**Exercise details:** Keep the wording of each record exactly the same when you repeat it, and leave out pictures.

**Extracted data:**
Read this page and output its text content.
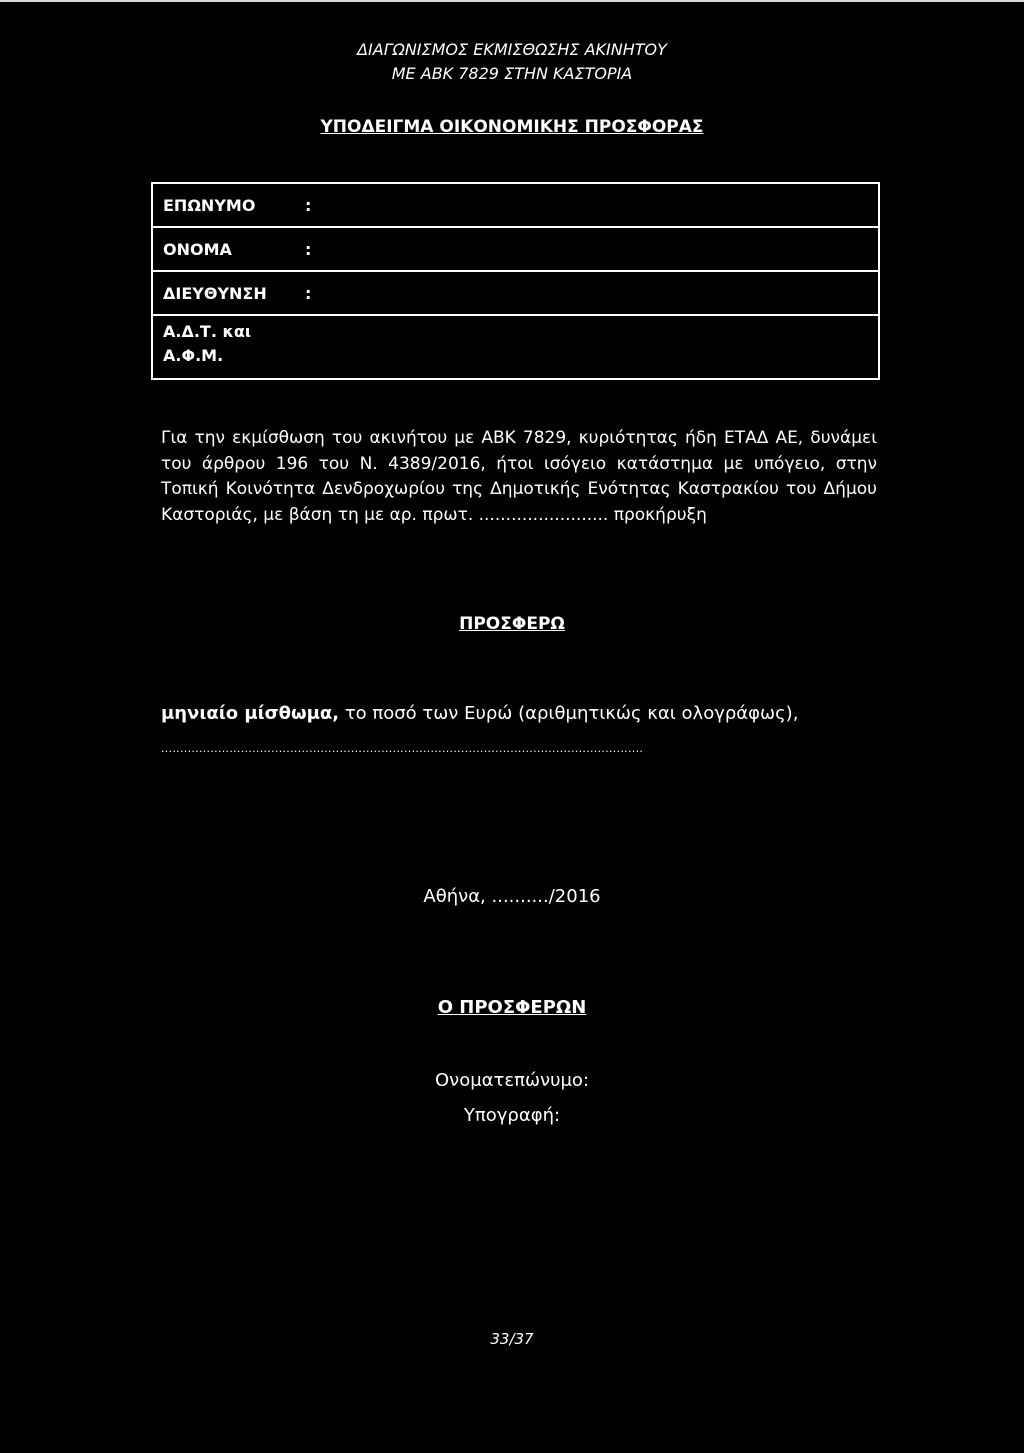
ΔΙΑΓΩΝΙΣΜΟΣ ΕΚΜΙΣΘΩΣΗΣ ΑΚΙΝΗΤΟΥ
ΜΕ ΑΒΚ 7829 ΣΤΗΝ ΚΑΣΤΟΡΙΑ
ΥΠΟΔΕΙΓΜΑ ΟΙΚΟΝΟΜΙΚΗΣ ΠΡΟΣΦΟΡΑΣ
ΕΠΩΝΥΜΟ	:
ΟΝΟΜΑ	:
ΔΙΕΥΘΥΝΣΗ :
Α.Δ.Τ. και
Α.Φ.Μ.
Για την εκμίσθωση του ακινήτου με ΑΒΚ 7829, κυριότητας ήδη ΕΤΑΔ ΑΕ, δυνάμει του άρθρου 196 του Ν. 4389/2016, ήτοι ισόγειο κατάστημα με υπόγειο, στην Τοπική Κοινότητα Δενδροχωρίου της Δημοτικής Ενότητας Καστρακίου του Δήμου Καστοριάς, με βάση τη με αρ. πρωτ. ........................ προκήρυξη
ΠΡΟΣΦΕΡΩ
μηνιαίο μίσθωμα, το ποσό των Ευρώ (αριθμητικώς και ολογράφως),
...............................................................................................................................
Αθήνα, ........../2016
Ο ΠΡΟΣΦΕΡΩΝ
Ονοματεπώνυμο:
Υπογραφή:
33/37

**Result of the exercise:**
Read this page and output its text content.
ΔΙΑΓΩΝΙΣΜΟΣ ΕΚΜΙΣΘΩΣΗΣ ΑΚΙΝΗΤΟΥ
ΜΕ ΑΒΚ 7829 ΣΤΗΝ ΚΑΣΤΟΡΙΑ
ΥΠΟΔΕΙΓΜΑ ΟΙΚΟΝΟΜΙΚΗΣ ΠΡΟΣΦΟΡΑΣ
ΕΠΩΝΥΜΟ	:
ΟΝΟΜΑ	:
ΔΙΕΥΘΥΝΣΗ :
Α.Δ.Τ. και
Α.Φ.Μ.
Για την εκμίσθωση του ακινήτου με ΑΒΚ 7829, κυριότητας ήδη ΕΤΑΔ ΑΕ, δυνάμει του άρθρου 196 του Ν. 4389/2016, ήτοι ισόγειο κατάστημα με υπόγειο, στην Τοπική Κοινότητα Δενδροχωρίου της Δημοτικής Ενότητας Καστρακίου του Δήμου Καστοριάς, με βάση τη με αρ. πρωτ. ........................ προκήρυξη
ΠΡΟΣΦΕΡΩ
μηνιαίο μίσθωμα, το ποσό των Ευρώ (αριθμητικώς και ολογράφως),
...............................................................................................................................
Αθήνα, ........../2016
Ο ΠΡΟΣΦΕΡΩΝ
Ονοματεπώνυμο:
Υπογραφή:
33/37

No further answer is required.